'''

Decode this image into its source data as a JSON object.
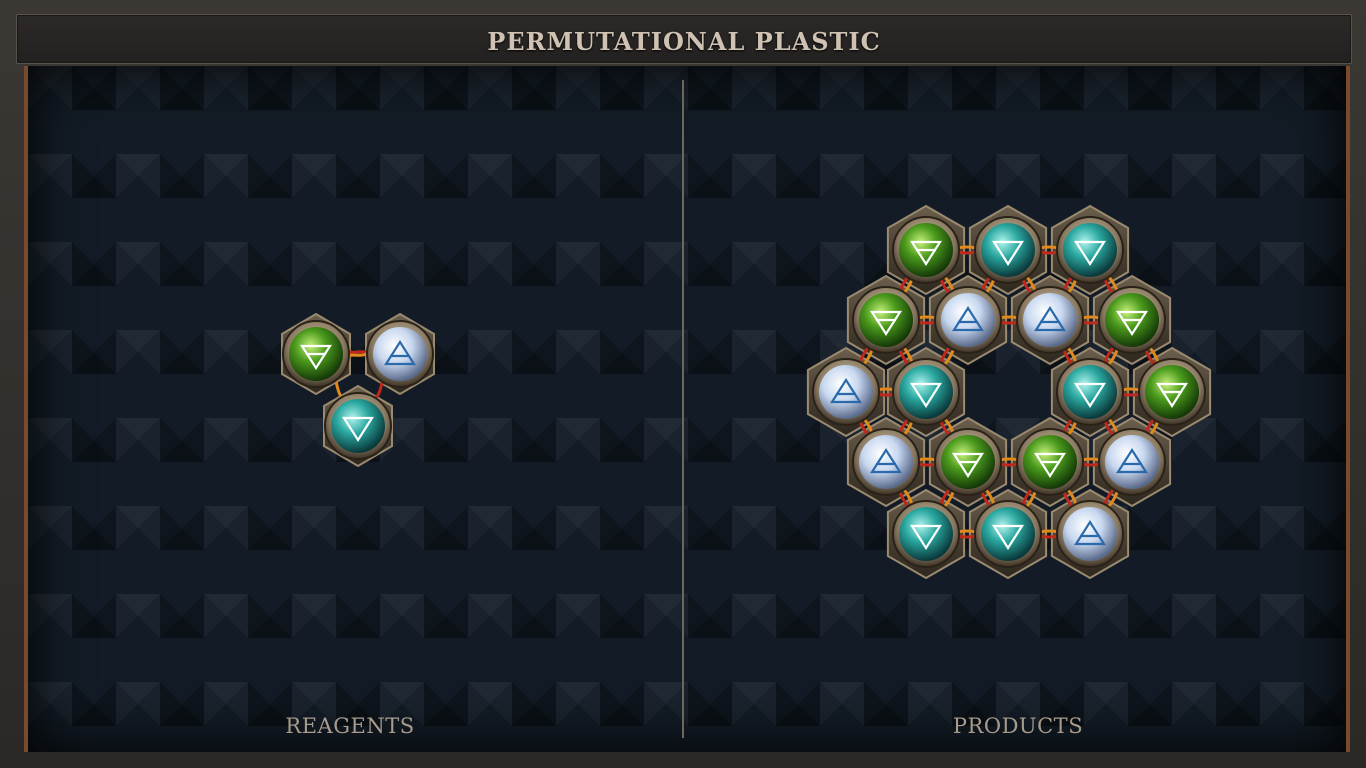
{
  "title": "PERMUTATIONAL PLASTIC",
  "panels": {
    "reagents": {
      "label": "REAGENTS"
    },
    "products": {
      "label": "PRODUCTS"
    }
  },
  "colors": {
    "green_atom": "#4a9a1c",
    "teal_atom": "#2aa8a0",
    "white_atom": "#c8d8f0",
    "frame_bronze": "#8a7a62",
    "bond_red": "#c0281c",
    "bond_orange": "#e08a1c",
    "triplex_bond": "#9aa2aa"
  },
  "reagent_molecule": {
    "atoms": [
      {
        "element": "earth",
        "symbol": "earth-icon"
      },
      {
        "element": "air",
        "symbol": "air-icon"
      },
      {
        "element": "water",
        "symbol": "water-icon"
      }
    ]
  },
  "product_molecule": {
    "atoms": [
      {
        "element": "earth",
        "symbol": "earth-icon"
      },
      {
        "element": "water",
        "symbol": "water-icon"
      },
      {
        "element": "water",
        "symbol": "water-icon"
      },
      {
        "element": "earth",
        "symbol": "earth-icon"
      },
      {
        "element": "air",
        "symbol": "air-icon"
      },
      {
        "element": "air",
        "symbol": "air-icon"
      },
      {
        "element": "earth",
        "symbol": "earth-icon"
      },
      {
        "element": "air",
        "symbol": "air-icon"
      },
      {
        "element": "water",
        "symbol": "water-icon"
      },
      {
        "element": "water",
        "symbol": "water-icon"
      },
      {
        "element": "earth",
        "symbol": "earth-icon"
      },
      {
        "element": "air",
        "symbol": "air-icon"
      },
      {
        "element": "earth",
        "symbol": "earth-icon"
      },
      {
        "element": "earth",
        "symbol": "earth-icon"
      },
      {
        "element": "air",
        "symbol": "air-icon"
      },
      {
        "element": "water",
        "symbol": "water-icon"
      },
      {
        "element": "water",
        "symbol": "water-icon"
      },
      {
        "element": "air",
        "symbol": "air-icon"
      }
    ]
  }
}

'''

Problem details
Copy each line in full and exactly, omitting any picture.

Result for this exercise
Decode this image into its source data as a JSON object.
{
  "title": "PERMUTATIONAL PLASTIC",
  "panels": {
    "reagents": {
      "label": "REAGENTS"
    },
    "products": {
      "label": "PRODUCTS"
    }
  },
  "colors": {
    "green_atom": "#4a9a1c",
    "teal_atom": "#2aa8a0",
    "white_atom": "#c8d8f0",
    "frame_bronze": "#8a7a62",
    "bond_red": "#c0281c",
    "bond_orange": "#e08a1c",
    "triplex_bond": "#9aa2aa"
  },
  "reagent_molecule": {
    "atoms": [
      {
        "element": "earth",
        "symbol": "earth-icon"
      },
      {
        "element": "air",
        "symbol": "air-icon"
      },
      {
        "element": "water",
        "symbol": "water-icon"
      }
    ]
  },
  "product_molecule": {
    "atoms": [
      {
        "element": "earth",
        "symbol": "earth-icon"
      },
      {
        "element": "water",
        "symbol": "water-icon"
      },
      {
        "element": "water",
        "symbol": "water-icon"
      },
      {
        "element": "earth",
        "symbol": "earth-icon"
      },
      {
        "element": "air",
        "symbol": "air-icon"
      },
      {
        "element": "air",
        "symbol": "air-icon"
      },
      {
        "element": "earth",
        "symbol": "earth-icon"
      },
      {
        "element": "air",
        "symbol": "air-icon"
      },
      {
        "element": "water",
        "symbol": "water-icon"
      },
      {
        "element": "water",
        "symbol": "water-icon"
      },
      {
        "element": "earth",
        "symbol": "earth-icon"
      },
      {
        "element": "air",
        "symbol": "air-icon"
      },
      {
        "element": "earth",
        "symbol": "earth-icon"
      },
      {
        "element": "earth",
        "symbol": "earth-icon"
      },
      {
        "element": "air",
        "symbol": "air-icon"
      },
      {
        "element": "water",
        "symbol": "water-icon"
      },
      {
        "element": "water",
        "symbol": "water-icon"
      },
      {
        "element": "air",
        "symbol": "air-icon"
      }
    ]
  }
}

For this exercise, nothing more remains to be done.